Task: Every entry should be repeated exactly. Omit the pictures.

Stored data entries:
■ ■ ■ ■ ■

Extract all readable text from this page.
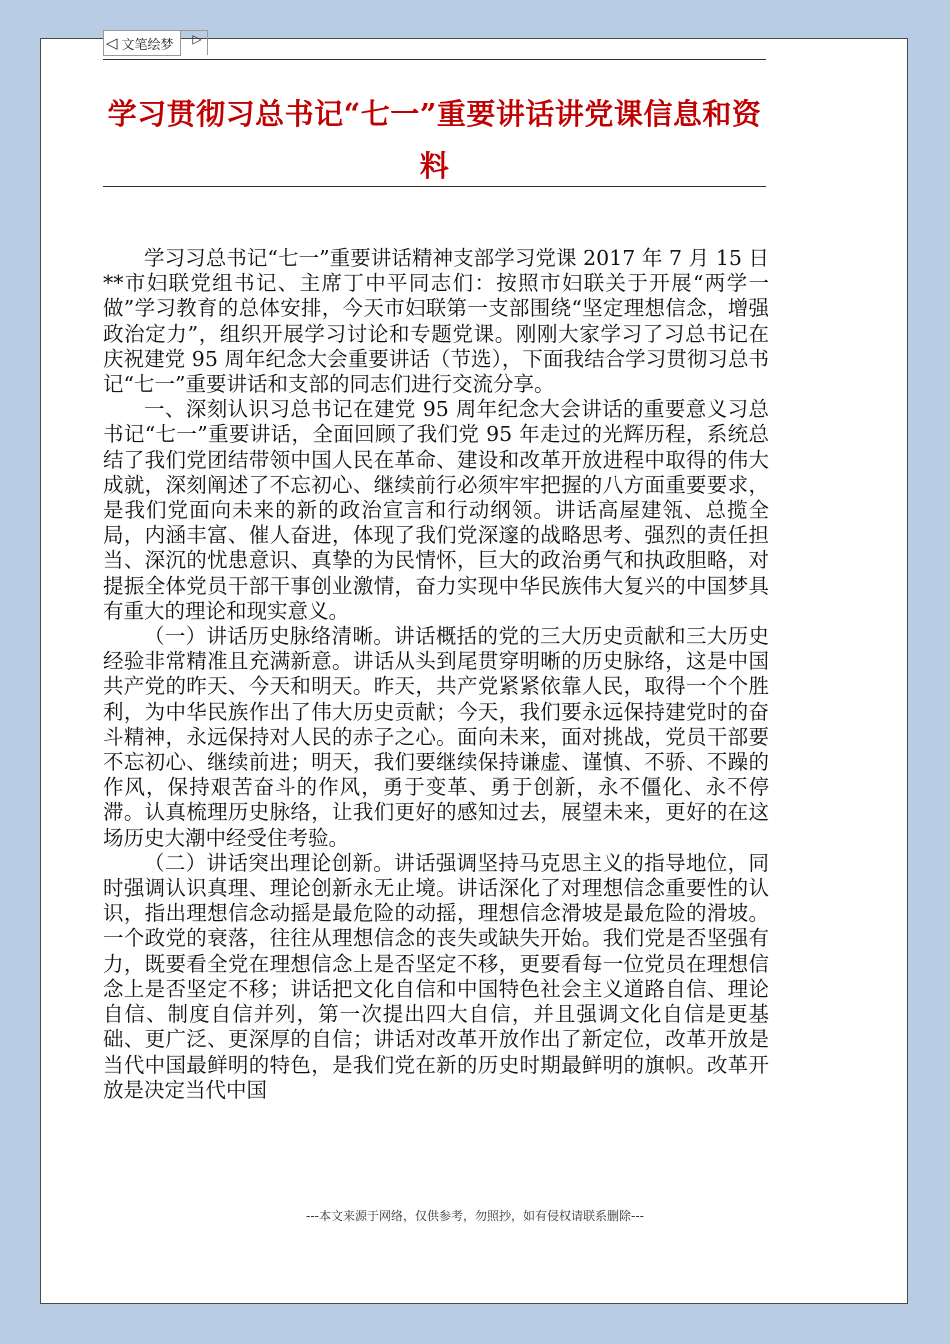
◁ 文笔绘梦 ▷
学习贯彻习总书记“七一”重要讲话讲党课信息和资料

学习习总书记“七一”重要讲话精神支部学习党课 2017 年 7 月 15 日**市妇联党组书记、主席丁中平同志们：按照市妇联关于开展“两学一做”学习教育的总体安排，今天市妇联第一支部围绕“坚定理想信念，增强政治定力”，组织开展学习讨论和专题党课。刚刚大家学习了习总书记在庆祝建党 95 周年纪念大会重要讲话（节选），下面我结合学习贯彻习总书记“七一”重要讲话和支部的同志们进行交流分享。

一、深刻认识习总书记在建党 95 周年纪念大会讲话的重要意义习总书记“七一”重要讲话，全面回顾了我们党 95 年走过的光辉历程，系统总结了我们党团结带领中国人民在革命、建设和改革开放进程中取得的伟大成就，深刻阐述了不忘初心、继续前行必须牢牢把握的八方面重要要求，是我们党面向未来的新的政治宣言和行动纲领。讲话高屋建瓴、总揽全局，内涵丰富、催人奋进，体现了我们党深邃的战略思考、强烈的责任担当、深沉的忧患意识、真挚的为民情怀，巨大的政治勇气和执政胆略，对提振全体党员干部干事创业激情，奋力实现中华民族伟大复兴的中国梦具有重大的理论和现实意义。

（一）讲话历史脉络清晰。讲话概括的党的三大历史贡献和三大历史经验非常精准且充满新意。讲话从头到尾贯穿明晰的历史脉络，这是中国共产党的昨天、今天和明天。昨天，共产党紧紧依靠人民，取得一个个胜利，为中华民族作出了伟大历史贡献；今天，我们要永远保持建党时的奋斗精神，永远保持对人民的赤子之心。面向未来，面对挑战，党员干部要不忘初心、继续前进；明天，我们要继续保持谦虚、谨慎、不骄、不躁的作风，保持艰苦奋斗的作风，勇于变革、勇于创新，永不僵化、永不停滞。认真梳理历史脉络，让我们更好的感知过去，展望未来，更好的在这场历史大潮中经受住考验。

（二）讲话突出理论创新。讲话强调坚持马克思主义的指导地位，同时强调认识真理、理论创新永无止境。讲话深化了对理想信念重要性的认识，指出理想信念动摇是最危险的动摇，理想信念滑坡是最危险的滑坡。一个政党的衰落，往往从理想信念的丧失或缺失开始。我们党是否坚强有力，既要看全党在理想信念上是否坚定不移，更要看每一位党员在理想信念上是否坚定不移；讲话把文化自信和中国特色社会主义道路自信、理论自信、制度自信并列，第一次提出四大自信，并且强调文化自信是更基础、更广泛、更深厚的自信；讲话对改革开放作出了新定位，改革开放是当代中国最鲜明的特色，是我们党在新的历史时期最鲜明的旗帜。改革开放是决定当代中国

---本文来源于网络，仅供参考，勿照抄，如有侵权请联系删除---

■ ■ ■ ■ ■

Correct response:
Extract all readable text from this page.
◁ 文笔绘梦 ▷
学习贯彻习总书记“七一”重要讲话讲党课信息和资料

学习习总书记“七一”重要讲话精神支部学习党课 2017 年 7 月 15 日**市妇联党组书记、主席丁中平同志们：按照市妇联关于开展“两学一做”学习教育的总体安排，今天市妇联第一支部围绕“坚定理想信念，增强政治定力”，组织开展学习讨论和专题党课。刚刚大家学习了习总书记在庆祝建党 95 周年纪念大会重要讲话（节选），下面我结合学习贯彻习总书记“七一”重要讲话和支部的同志们进行交流分享。

一、深刻认识习总书记在建党 95 周年纪念大会讲话的重要意义习总书记“七一”重要讲话，全面回顾了我们党 95 年走过的光辉历程，系统总结了我们党团结带领中国人民在革命、建设和改革开放进程中取得的伟大成就，深刻阐述了不忘初心、继续前行必须牢牢把握的八方面重要要求，是我们党面向未来的新的政治宣言和行动纲领。讲话高屋建瓴、总揽全局，内涵丰富、催人奋进，体现了我们党深邃的战略思考、强烈的责任担当、深沉的忧患意识、真挚的为民情怀，巨大的政治勇气和执政胆略，对提振全体党员干部干事创业激情，奋力实现中华民族伟大复兴的中国梦具有重大的理论和现实意义。

（一）讲话历史脉络清晰。讲话概括的党的三大历史贡献和三大历史经验非常精准且充满新意。讲话从头到尾贯穿明晰的历史脉络，这是中国共产党的昨天、今天和明天。昨天，共产党紧紧依靠人民，取得一个个胜利，为中华民族作出了伟大历史贡献；今天，我们要永远保持建党时的奋斗精神，永远保持对人民的赤子之心。面向未来，面对挑战，党员干部要不忘初心、继续前进；明天，我们要继续保持谦虚、谨慎、不骄、不躁的作风，保持艰苦奋斗的作风，勇于变革、勇于创新，永不僵化、永不停滞。认真梳理历史脉络，让我们更好的感知过去，展望未来，更好的在这场历史大潮中经受住考验。

（二）讲话突出理论创新。讲话强调坚持马克思主义的指导地位，同时强调认识真理、理论创新永无止境。讲话深化了对理想信念重要性的认识，指出理想信念动摇是最危险的动摇，理想信念滑坡是最危险的滑坡。一个政党的衰落，往往从理想信念的丧失或缺失开始。我们党是否坚强有力，既要看全党在理想信念上是否坚定不移，更要看每一位党员在理想信念上是否坚定不移；讲话把文化自信和中国特色社会主义道路自信、理论自信、制度自信并列，第一次提出四大自信，并且强调文化自信是更基础、更广泛、更深厚的自信；讲话对改革开放作出了新定位，改革开放是当代中国最鲜明的特色，是我们党在新的历史时期最鲜明的旗帜。改革开放是决定当代中国

---本文来源于网络，仅供参考，勿照抄，如有侵权请联系删除---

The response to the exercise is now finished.